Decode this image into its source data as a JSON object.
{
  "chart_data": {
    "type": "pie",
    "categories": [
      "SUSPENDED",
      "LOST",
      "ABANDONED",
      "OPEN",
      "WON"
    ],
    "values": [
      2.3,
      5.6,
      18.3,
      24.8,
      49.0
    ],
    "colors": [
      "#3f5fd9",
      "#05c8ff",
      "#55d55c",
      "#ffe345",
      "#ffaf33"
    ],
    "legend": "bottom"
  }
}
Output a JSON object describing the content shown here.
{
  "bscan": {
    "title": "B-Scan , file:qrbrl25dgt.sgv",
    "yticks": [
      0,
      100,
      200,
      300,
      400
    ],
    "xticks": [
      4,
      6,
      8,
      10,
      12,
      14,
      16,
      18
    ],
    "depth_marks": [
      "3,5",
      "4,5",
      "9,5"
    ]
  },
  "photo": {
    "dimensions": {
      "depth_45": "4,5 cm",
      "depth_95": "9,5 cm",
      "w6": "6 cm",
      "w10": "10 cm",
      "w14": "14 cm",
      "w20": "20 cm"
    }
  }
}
○ ○ ○ ○
* **Your objective**
Count how many lines in the data contain the word "JSON", giving the number without comment.

* **Written solution**
2